▶ What the exercise asks: Skip the pictures. Repeat everything else in the records word for word.

Recorded data:
↓

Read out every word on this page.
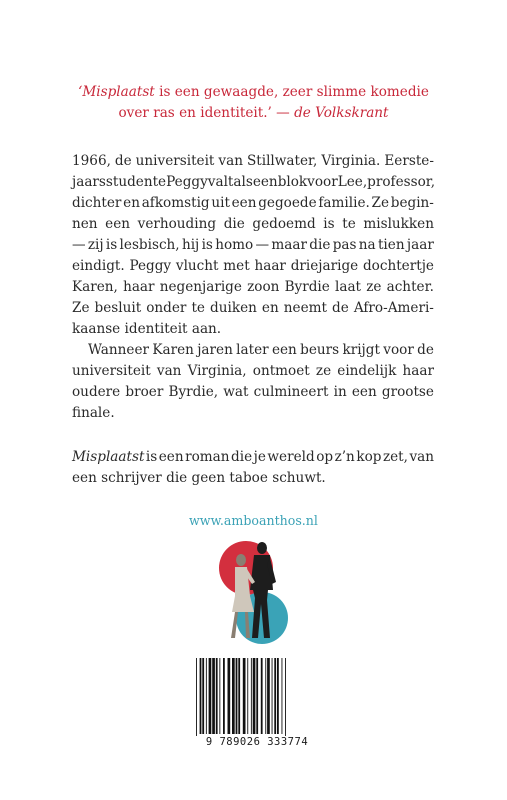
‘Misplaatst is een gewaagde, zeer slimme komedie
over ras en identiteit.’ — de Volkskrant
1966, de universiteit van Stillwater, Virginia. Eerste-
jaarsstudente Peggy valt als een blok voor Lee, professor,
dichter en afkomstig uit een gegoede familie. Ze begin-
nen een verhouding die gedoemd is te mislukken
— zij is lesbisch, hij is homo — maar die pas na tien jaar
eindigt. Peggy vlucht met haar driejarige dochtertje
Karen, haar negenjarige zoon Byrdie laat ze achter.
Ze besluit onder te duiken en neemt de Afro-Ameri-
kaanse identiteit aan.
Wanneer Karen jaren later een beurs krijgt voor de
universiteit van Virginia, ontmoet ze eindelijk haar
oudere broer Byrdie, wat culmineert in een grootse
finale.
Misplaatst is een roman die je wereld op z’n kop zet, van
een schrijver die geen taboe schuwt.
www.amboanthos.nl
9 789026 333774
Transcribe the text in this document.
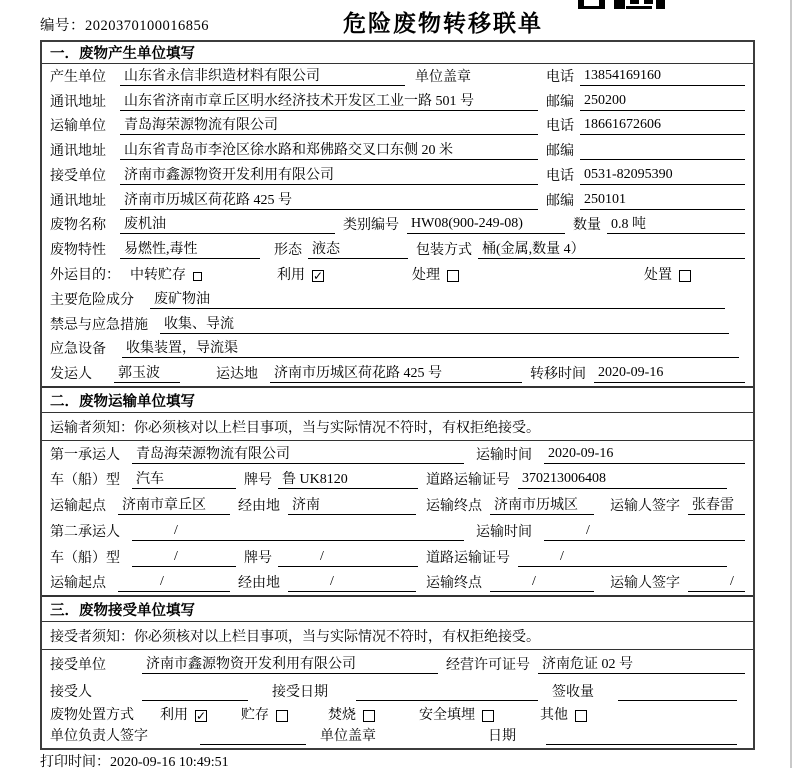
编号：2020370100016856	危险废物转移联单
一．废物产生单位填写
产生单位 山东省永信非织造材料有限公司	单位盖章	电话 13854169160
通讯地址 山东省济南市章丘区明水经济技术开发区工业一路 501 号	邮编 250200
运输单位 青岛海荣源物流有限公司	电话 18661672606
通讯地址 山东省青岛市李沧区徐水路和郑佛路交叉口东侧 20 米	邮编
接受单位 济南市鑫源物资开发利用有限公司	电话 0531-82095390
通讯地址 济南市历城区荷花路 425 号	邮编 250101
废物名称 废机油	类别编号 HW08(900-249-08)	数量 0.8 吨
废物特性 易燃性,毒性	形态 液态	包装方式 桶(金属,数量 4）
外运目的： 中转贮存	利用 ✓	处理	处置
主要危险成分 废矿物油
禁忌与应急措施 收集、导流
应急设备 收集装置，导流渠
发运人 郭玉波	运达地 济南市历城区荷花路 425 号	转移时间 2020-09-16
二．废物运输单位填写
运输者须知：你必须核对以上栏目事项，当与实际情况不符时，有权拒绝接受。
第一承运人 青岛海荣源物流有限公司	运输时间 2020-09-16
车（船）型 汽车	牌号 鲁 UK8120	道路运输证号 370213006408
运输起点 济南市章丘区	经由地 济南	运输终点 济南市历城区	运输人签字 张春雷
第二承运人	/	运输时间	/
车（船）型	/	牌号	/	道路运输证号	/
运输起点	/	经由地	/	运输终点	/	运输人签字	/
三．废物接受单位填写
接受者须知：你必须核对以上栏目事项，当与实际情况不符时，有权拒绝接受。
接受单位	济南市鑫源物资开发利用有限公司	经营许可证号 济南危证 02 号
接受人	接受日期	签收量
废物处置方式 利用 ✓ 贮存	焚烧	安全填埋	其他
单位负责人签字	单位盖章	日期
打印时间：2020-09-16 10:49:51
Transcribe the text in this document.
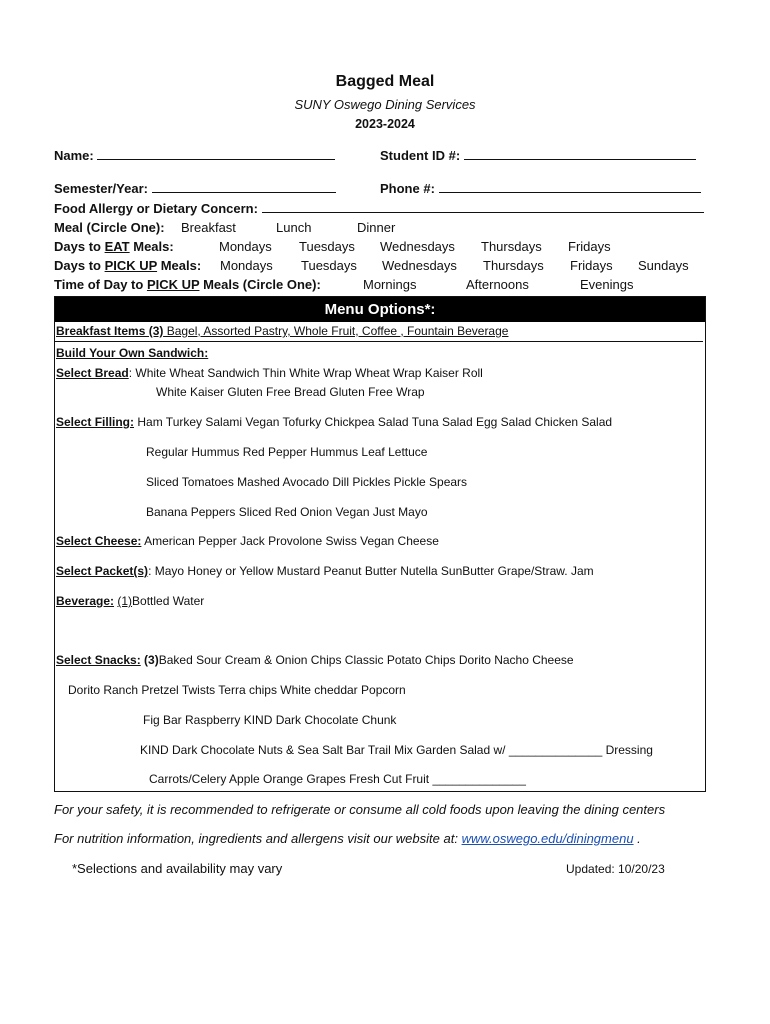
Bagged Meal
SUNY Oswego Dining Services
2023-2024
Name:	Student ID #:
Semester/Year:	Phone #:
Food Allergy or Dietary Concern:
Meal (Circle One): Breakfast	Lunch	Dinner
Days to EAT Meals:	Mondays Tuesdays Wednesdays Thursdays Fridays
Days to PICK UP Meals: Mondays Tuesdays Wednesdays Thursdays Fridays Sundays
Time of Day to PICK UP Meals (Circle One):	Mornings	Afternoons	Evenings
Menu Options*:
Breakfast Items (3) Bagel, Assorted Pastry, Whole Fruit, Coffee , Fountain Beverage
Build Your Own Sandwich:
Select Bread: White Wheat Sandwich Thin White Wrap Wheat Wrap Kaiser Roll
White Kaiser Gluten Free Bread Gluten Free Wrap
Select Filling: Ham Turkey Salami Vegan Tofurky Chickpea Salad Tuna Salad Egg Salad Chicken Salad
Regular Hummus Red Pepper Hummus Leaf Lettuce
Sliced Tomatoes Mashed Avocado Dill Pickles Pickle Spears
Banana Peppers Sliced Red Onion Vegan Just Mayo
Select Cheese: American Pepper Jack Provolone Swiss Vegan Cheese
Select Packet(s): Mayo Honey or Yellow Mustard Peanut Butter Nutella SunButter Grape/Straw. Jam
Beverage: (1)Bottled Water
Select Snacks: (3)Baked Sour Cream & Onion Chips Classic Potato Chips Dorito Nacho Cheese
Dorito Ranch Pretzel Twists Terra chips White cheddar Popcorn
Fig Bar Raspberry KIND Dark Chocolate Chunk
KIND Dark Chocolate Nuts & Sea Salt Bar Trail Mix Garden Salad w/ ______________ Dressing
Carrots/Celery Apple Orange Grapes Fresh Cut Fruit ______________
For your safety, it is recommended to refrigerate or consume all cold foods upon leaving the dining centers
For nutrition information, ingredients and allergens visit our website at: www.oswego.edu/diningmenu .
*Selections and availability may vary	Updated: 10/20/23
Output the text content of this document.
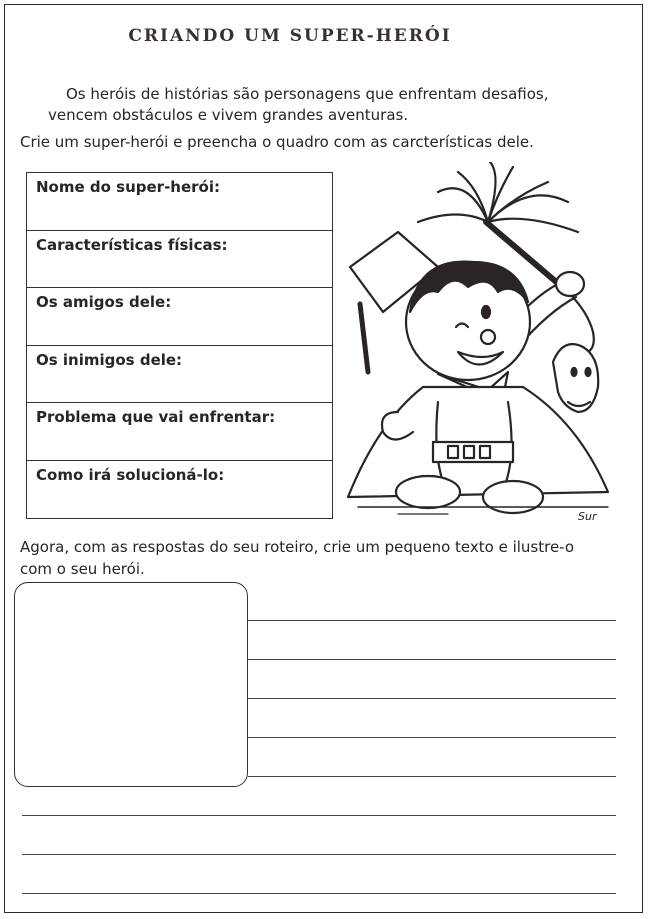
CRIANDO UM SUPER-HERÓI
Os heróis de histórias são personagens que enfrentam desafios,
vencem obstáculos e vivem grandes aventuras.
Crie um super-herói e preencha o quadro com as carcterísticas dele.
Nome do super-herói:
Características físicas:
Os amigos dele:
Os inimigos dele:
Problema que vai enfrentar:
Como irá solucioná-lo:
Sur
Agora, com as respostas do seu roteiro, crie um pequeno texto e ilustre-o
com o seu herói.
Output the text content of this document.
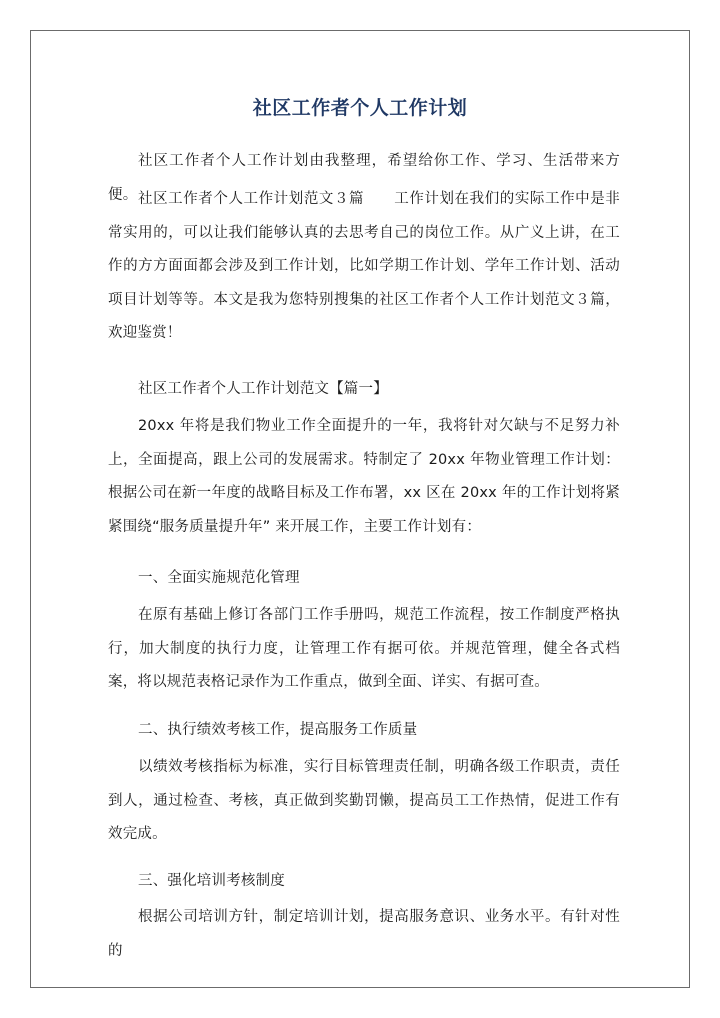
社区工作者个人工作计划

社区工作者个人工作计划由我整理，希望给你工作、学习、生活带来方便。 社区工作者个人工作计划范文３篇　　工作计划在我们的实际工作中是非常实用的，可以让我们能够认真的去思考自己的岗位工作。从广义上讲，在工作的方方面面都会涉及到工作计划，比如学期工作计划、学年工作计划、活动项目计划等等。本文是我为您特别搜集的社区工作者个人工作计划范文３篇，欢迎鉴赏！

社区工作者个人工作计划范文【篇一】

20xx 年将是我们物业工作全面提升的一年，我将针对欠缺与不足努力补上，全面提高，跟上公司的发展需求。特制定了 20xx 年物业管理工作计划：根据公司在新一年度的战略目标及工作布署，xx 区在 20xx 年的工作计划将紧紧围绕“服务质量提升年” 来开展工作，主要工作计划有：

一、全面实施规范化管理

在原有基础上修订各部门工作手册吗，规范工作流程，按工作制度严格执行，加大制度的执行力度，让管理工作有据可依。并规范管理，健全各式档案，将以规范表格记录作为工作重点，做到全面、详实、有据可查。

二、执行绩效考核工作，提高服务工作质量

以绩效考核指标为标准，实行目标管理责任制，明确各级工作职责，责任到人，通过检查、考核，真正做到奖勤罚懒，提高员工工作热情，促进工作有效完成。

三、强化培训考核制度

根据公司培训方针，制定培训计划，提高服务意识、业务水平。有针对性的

↑

▶ Final result:
Read out every word on this page.
‘Misplaatst is een gewaagde, zeer slimme komedie
over ras en identiteit.’ — de Volkskrant
1966, de universiteit van Stillwater, Virginia. Eerste-
jaarsstudente Peggy valt als een blok voor Lee, professor,
dichter en afkomstig uit een gegoede familie. Ze begin-
nen een verhouding die gedoemd is te mislukken
— zij is lesbisch, hij is homo — maar die pas na tien jaar
eindigt. Peggy vlucht met haar driejarige dochtertje
Karen, haar negenjarige zoon Byrdie laat ze achter.
Ze besluit onder te duiken en neemt de Afro-Ameri-
kaanse identiteit aan.
Wanneer Karen jaren later een beurs krijgt voor de
universiteit van Virginia, ontmoet ze eindelijk haar
oudere broer Byrdie, wat culmineert in een grootse
finale.
Misplaatst is een roman die je wereld op z’n kop zet, van
een schrijver die geen taboe schuwt.
www.amboanthos.nl
9 789026 333774
Transcribe the text in this document.
编号：2020370100016856	危险废物转移联单
一．废物产生单位填写
产生单位 山东省永信非织造材料有限公司	单位盖章	电话 13854169160
通讯地址 山东省济南市章丘区明水经济技术开发区工业一路 501 号	邮编 250200
运输单位 青岛海荣源物流有限公司	电话 18661672606
通讯地址 山东省青岛市李沧区徐水路和郑佛路交叉口东侧 20 米	邮编
接受单位 济南市鑫源物资开发利用有限公司	电话 0531-82095390
通讯地址 济南市历城区荷花路 425 号	邮编 250101
废物名称 废机油	类别编号 HW08(900-249-08)	数量 0.8 吨
废物特性 易燃性,毒性	形态 液态	包装方式 桶(金属,数量 4）
外运目的： 中转贮存	利用 ✓	处理	处置
主要危险成分 废矿物油
禁忌与应急措施 收集、导流
应急设备 收集装置，导流渠
发运人 郭玉波	运达地 济南市历城区荷花路 425 号	转移时间 2020-09-16
二．废物运输单位填写
运输者须知：你必须核对以上栏目事项，当与实际情况不符时，有权拒绝接受。
第一承运人 青岛海荣源物流有限公司	运输时间 2020-09-16
车（船）型 汽车	牌号 鲁 UK8120	道路运输证号 370213006408
运输起点 济南市章丘区	经由地 济南	运输终点 济南市历城区	运输人签字 张春雷
第二承运人	/	运输时间	/
车（船）型	/	牌号	/	道路运输证号	/
运输起点	/	经由地	/	运输终点	/	运输人签字	/
三．废物接受单位填写
接受者须知：你必须核对以上栏目事项，当与实际情况不符时，有权拒绝接受。
接受单位	济南市鑫源物资开发利用有限公司	经营许可证号 济南危证 02 号
接受人	接受日期	签收量
废物处置方式 利用 ✓ 贮存	焚烧	安全填埋	其他
单位负责人签字	单位盖章	日期
打印时间：2020-09-16 10:49:51
Transcribe the text in this document.
Bagged Meal
SUNY Oswego Dining Services
2023-2024
Name:	Student ID #:
Semester/Year:	Phone #:
Food Allergy or Dietary Concern:
Meal (Circle One): Breakfast	Lunch	Dinner
Days to EAT Meals:	Mondays Tuesdays Wednesdays Thursdays Fridays
Days to PICK UP Meals: Mondays Tuesdays Wednesdays Thursdays Fridays Sundays
Time of Day to PICK UP Meals (Circle One):	Mornings	Afternoons	Evenings
Menu Options*:
Breakfast Items (3) Bagel, Assorted Pastry, Whole Fruit, Coffee , Fountain Beverage
Build Your Own Sandwich:
Select Bread: White Wheat Sandwich Thin White Wrap Wheat Wrap Kaiser Roll
White Kaiser Gluten Free Bread Gluten Free Wrap
Select Filling: Ham Turkey Salami Vegan Tofurky Chickpea Salad Tuna Salad Egg Salad Chicken Salad
Regular Hummus Red Pepper Hummus Leaf Lettuce
Sliced Tomatoes Mashed Avocado Dill Pickles Pickle Spears
Banana Peppers Sliced Red Onion Vegan Just Mayo
Select Cheese: American Pepper Jack Provolone Swiss Vegan Cheese
Select Packet(s): Mayo Honey or Yellow Mustard Peanut Butter Nutella SunButter Grape/Straw. Jam
Beverage: (1)Bottled Water
Select Snacks: (3)Baked Sour Cream & Onion Chips Classic Potato Chips Dorito Nacho Cheese
Dorito Ranch Pretzel Twists Terra chips White cheddar Popcorn
Fig Bar Raspberry KIND Dark Chocolate Chunk
KIND Dark Chocolate Nuts & Sea Salt Bar Trail Mix Garden Salad w/ ______________ Dressing
Carrots/Celery Apple Orange Grapes Fresh Cut Fruit ______________
For your safety, it is recommended to refrigerate or consume all cold foods upon leaving the dining centers
For nutrition information, ingredients and allergens visit our website at: www.oswego.edu/diningmenu .
*Selections and availability may vary	Updated: 10/20/23
Output the text content of this document.
CRIANDO UM SUPER-HERÓI
Os heróis de histórias são personagens que enfrentam desafios,
vencem obstáculos e vivem grandes aventuras.
Crie um super-herói e preencha o quadro com as carcterísticas dele.
Nome do super-herói:
Características físicas:
Os amigos dele:
Os inimigos dele:
Problema que vai enfrentar:
Como irá solucioná-lo:
Sur
Agora, com as respostas do seu roteiro, crie um pequeno texto e ilustre-o
com o seu herói.
Output the text content of this document.
社区工作者个人工作计划

社区工作者个人工作计划由我整理，希望给你工作、学习、生活带来方便。 社区工作者个人工作计划范文３篇　　工作计划在我们的实际工作中是非常实用的，可以让我们能够认真的去思考自己的岗位工作。从广义上讲，在工作的方方面面都会涉及到工作计划，比如学期工作计划、学年工作计划、活动项目计划等等。本文是我为您特别搜集的社区工作者个人工作计划范文３篇，欢迎鉴赏！

社区工作者个人工作计划范文【篇一】

20xx 年将是我们物业工作全面提升的一年，我将针对欠缺与不足努力补上，全面提高，跟上公司的发展需求。特制定了 20xx 年物业管理工作计划：根据公司在新一年度的战略目标及工作布署，xx 区在 20xx 年的工作计划将紧紧围绕“服务质量提升年” 来开展工作，主要工作计划有：

一、全面实施规范化管理

在原有基础上修订各部门工作手册吗，规范工作流程，按工作制度严格执行，加大制度的执行力度，让管理工作有据可依。并规范管理，健全各式档案，将以规范表格记录作为工作重点，做到全面、详实、有据可查。

二、执行绩效考核工作，提高服务工作质量

以绩效考核指标为标准，实行目标管理责任制，明确各级工作职责，责任到人，通过检查、考核，真正做到奖勤罚懒，提高员工工作热情，促进工作有效完成。

三、强化培训考核制度

根据公司培训方针，制定培训计划，提高服务意识、业务水平。有针对性的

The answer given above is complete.